Copy each line that holds "JSON".

(Dataset rows about figures)
▬▬▬▬▬▬

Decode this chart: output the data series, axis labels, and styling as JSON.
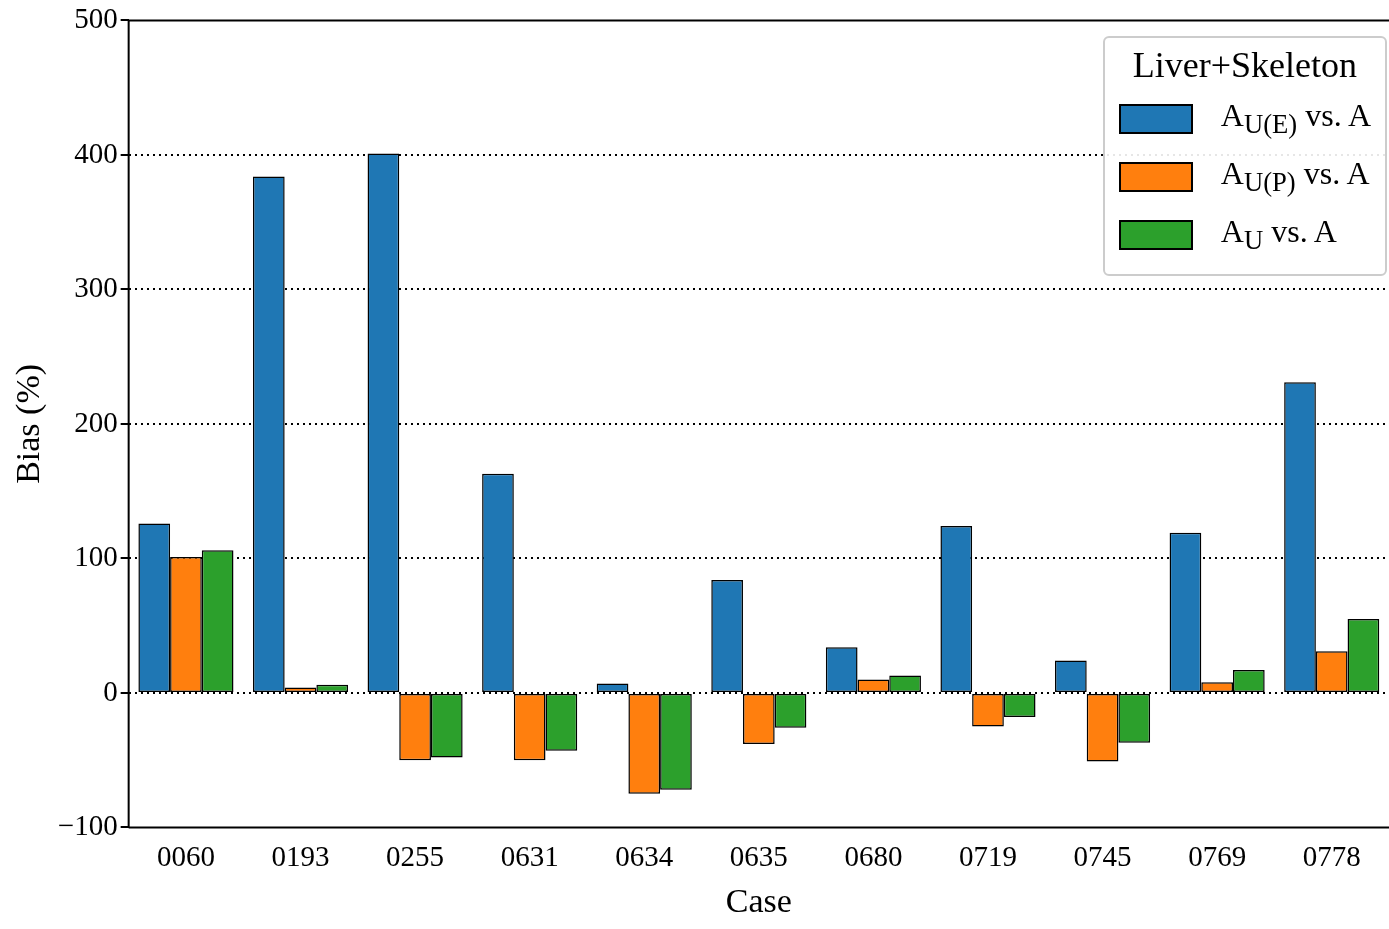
{
  "chart_data": {
    "type": "bar",
    "xlabel": "Case",
    "ylabel": "Bias (%)",
    "legend_title": "Liver+Skeleton",
    "legend": "top right",
    "grid": "y",
    "categories": [
      "0060",
      "0193",
      "0255",
      "0631",
      "0634",
      "0635",
      "0680",
      "0719",
      "0745",
      "0769",
      "0778"
    ],
    "ylim": [
      -100,
      500
    ],
    "yticks": [
      {
        "value": -100,
        "label": "−100"
      },
      0,
      100,
      200,
      300,
      400,
      500
    ],
    "series": [
      {
        "name": "A$_{U(E)}$ vs. A",
        "color": "#1f77b4",
        "values": [
          126,
          384,
          401,
          163,
          7,
          84,
          34,
          124,
          24,
          119,
          231
        ]
      },
      {
        "name": "A$_{U(P)}$ vs. A",
        "color": "#ff7f0e",
        "values": [
          101,
          4,
          -50,
          -50,
          -75,
          -38,
          10,
          -25,
          -51,
          8,
          31
        ]
      },
      {
        "name": "A$_{U}$ vs. A",
        "color": "#2ca02c",
        "values": [
          106,
          6,
          -48,
          -43,
          -72,
          -26,
          13,
          -18,
          -37,
          17,
          55
        ]
      }
    ]
  }
}
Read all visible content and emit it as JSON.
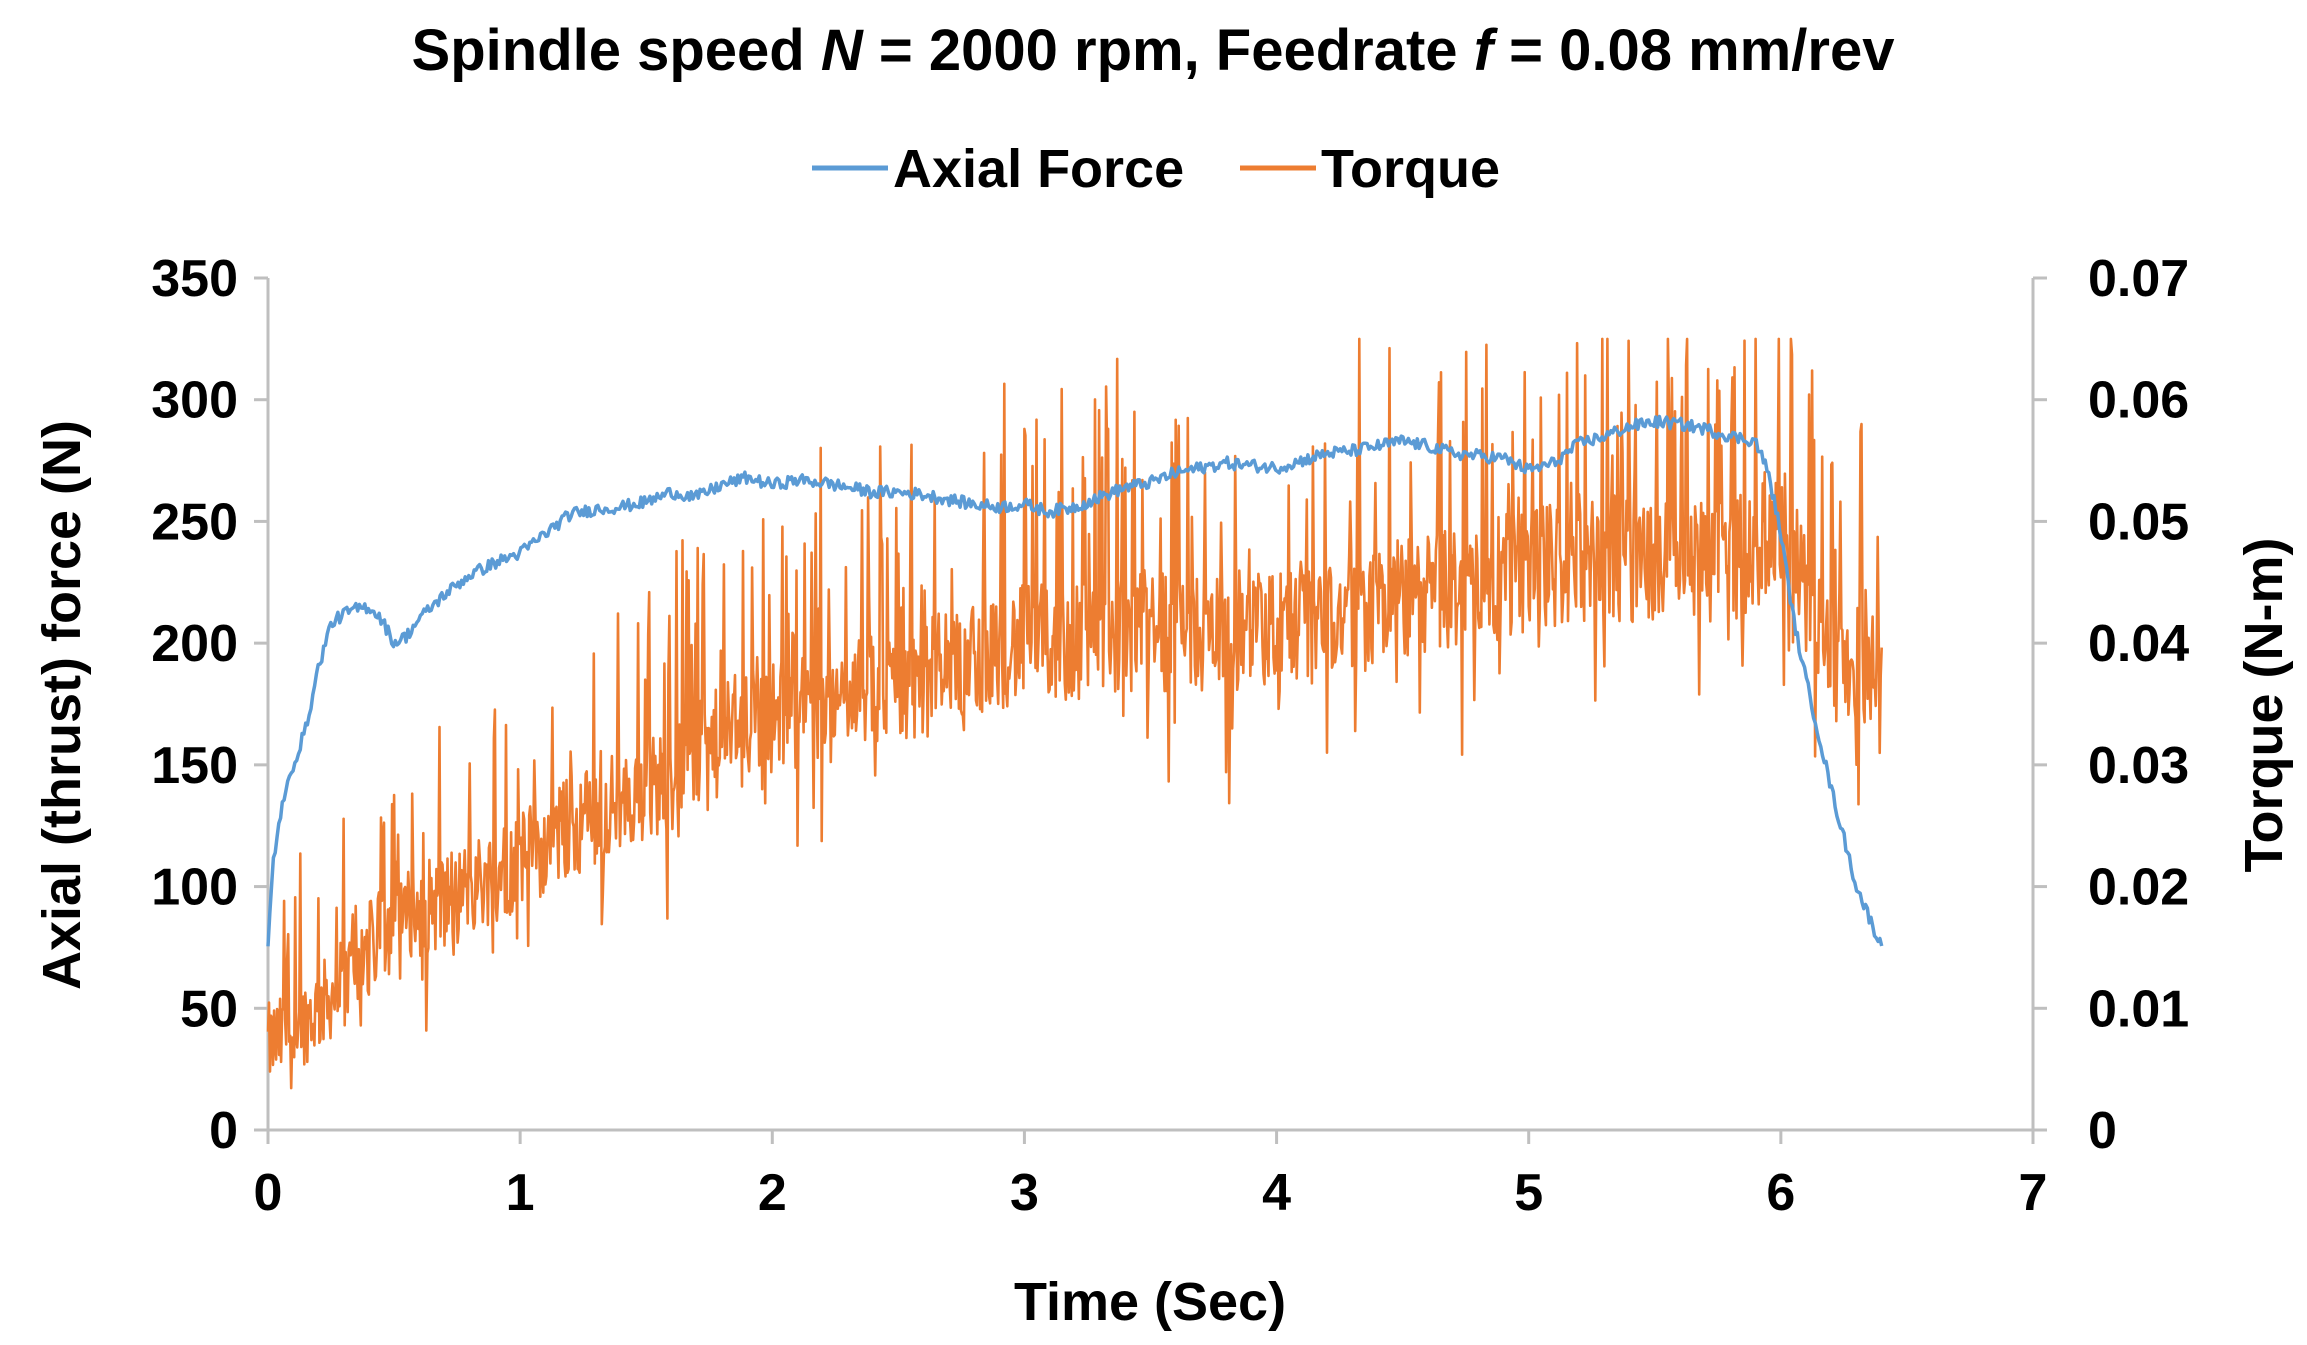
{
  "chart_data": {
    "type": "line",
    "title_parts": {
      "before_n": "Spindle speed ",
      "n": "N",
      "n_value": " = 2000 rpm, Feedrate ",
      "f": "f",
      "f_value": " = 0.08 mm/rev"
    },
    "title": "Spindle speed N = 2000 rpm, Feedrate f = 0.08 mm/rev",
    "xlabel": "Time (Sec)",
    "ylabel_left": "Axial (thrust) force (N)",
    "ylabel_right": "Torque (N-m)",
    "xlim": [
      0,
      7
    ],
    "ylim_left": [
      0,
      350
    ],
    "ylim_right": [
      0,
      0.07
    ],
    "x_ticks": [
      "0",
      "1",
      "2",
      "3",
      "4",
      "5",
      "6",
      "7"
    ],
    "y_left_ticks": [
      "0",
      "50",
      "100",
      "150",
      "200",
      "250",
      "300",
      "350"
    ],
    "y_right_ticks": [
      "0",
      "0.01",
      "0.02",
      "0.03",
      "0.04",
      "0.05",
      "0.06",
      "0.07"
    ],
    "legend_position": "top-center",
    "grid": false,
    "series": [
      {
        "name": "Axial Force",
        "axis": "left",
        "color": "#5B9BD5",
        "x": [
          0,
          0.02,
          0.05,
          0.1,
          0.15,
          0.2,
          0.25,
          0.3,
          0.35,
          0.4,
          0.45,
          0.5,
          0.55,
          0.6,
          0.7,
          0.8,
          0.9,
          1.0,
          1.1,
          1.2,
          1.3,
          1.4,
          1.5,
          1.6,
          1.7,
          1.8,
          1.9,
          2.0,
          2.1,
          2.2,
          2.3,
          2.4,
          2.5,
          2.6,
          2.7,
          2.8,
          2.9,
          3.0,
          3.1,
          3.2,
          3.3,
          3.4,
          3.5,
          3.6,
          3.7,
          3.8,
          3.9,
          4.0,
          4.1,
          4.2,
          4.3,
          4.4,
          4.5,
          4.6,
          4.7,
          4.8,
          4.9,
          5.0,
          5.1,
          5.2,
          5.3,
          5.4,
          5.5,
          5.6,
          5.7,
          5.8,
          5.9,
          5.95,
          6.0,
          6.05,
          6.1,
          6.2,
          6.3,
          6.4
        ],
        "values": [
          75,
          110,
          130,
          150,
          165,
          190,
          208,
          212,
          214,
          215,
          210,
          200,
          203,
          210,
          220,
          228,
          233,
          237,
          245,
          253,
          255,
          256,
          258,
          262,
          260,
          265,
          268,
          265,
          267,
          266,
          264,
          262,
          262,
          261,
          259,
          257,
          256,
          257,
          254,
          256,
          260,
          264,
          266,
          270,
          272,
          274,
          273,
          272,
          275,
          278,
          279,
          281,
          283,
          281,
          278,
          277,
          276,
          271,
          274,
          282,
          285,
          289,
          291,
          290,
          288,
          285,
          283,
          270,
          245,
          210,
          185,
          140,
          100,
          75
        ]
      },
      {
        "name": "Torque",
        "axis": "right",
        "color": "#ED7D31",
        "x": [
          0,
          0.1,
          0.2,
          0.3,
          0.4,
          0.5,
          0.6,
          0.7,
          0.8,
          0.9,
          1.0,
          1.2,
          1.4,
          1.6,
          1.8,
          2.0,
          2.2,
          2.4,
          2.6,
          2.8,
          3.0,
          3.2,
          3.4,
          3.6,
          3.8,
          4.0,
          4.2,
          4.4,
          4.6,
          4.8,
          5.0,
          5.2,
          5.4,
          5.6,
          5.8,
          5.9,
          6.0,
          6.1,
          6.2,
          6.3,
          6.4
        ],
        "values": [
          0.007,
          0.008,
          0.01,
          0.012,
          0.015,
          0.017,
          0.018,
          0.019,
          0.02,
          0.021,
          0.022,
          0.025,
          0.027,
          0.029,
          0.032,
          0.034,
          0.035,
          0.036,
          0.037,
          0.039,
          0.04,
          0.04,
          0.041,
          0.041,
          0.041,
          0.041,
          0.042,
          0.043,
          0.044,
          0.045,
          0.046,
          0.047,
          0.047,
          0.047,
          0.047,
          0.048,
          0.05,
          0.044,
          0.04,
          0.038,
          0.039
        ]
      }
    ]
  }
}
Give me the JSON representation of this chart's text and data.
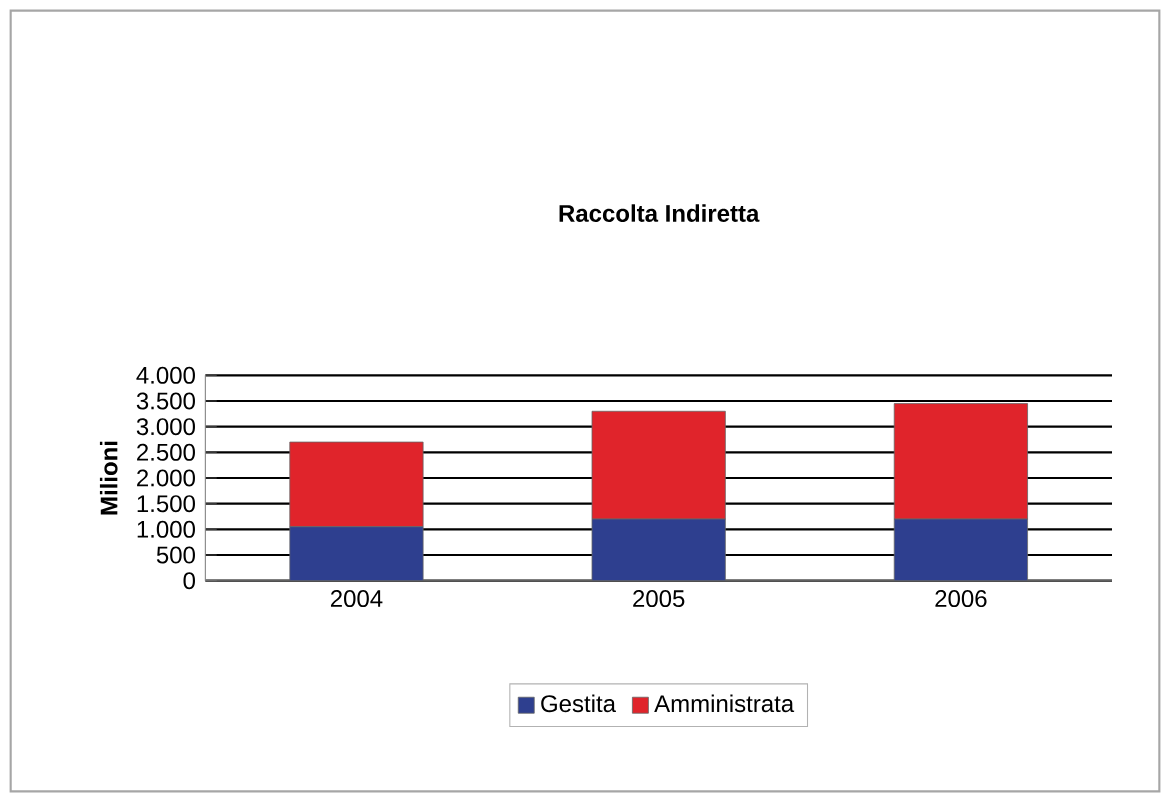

▬▬▬▬▬▬

### [Finished answer]
Decode this chart: output the data series, axis labels, and styling as JSON.
Read all visible content and emit it as JSON.
Give me the JSON representation of this chart's text and data.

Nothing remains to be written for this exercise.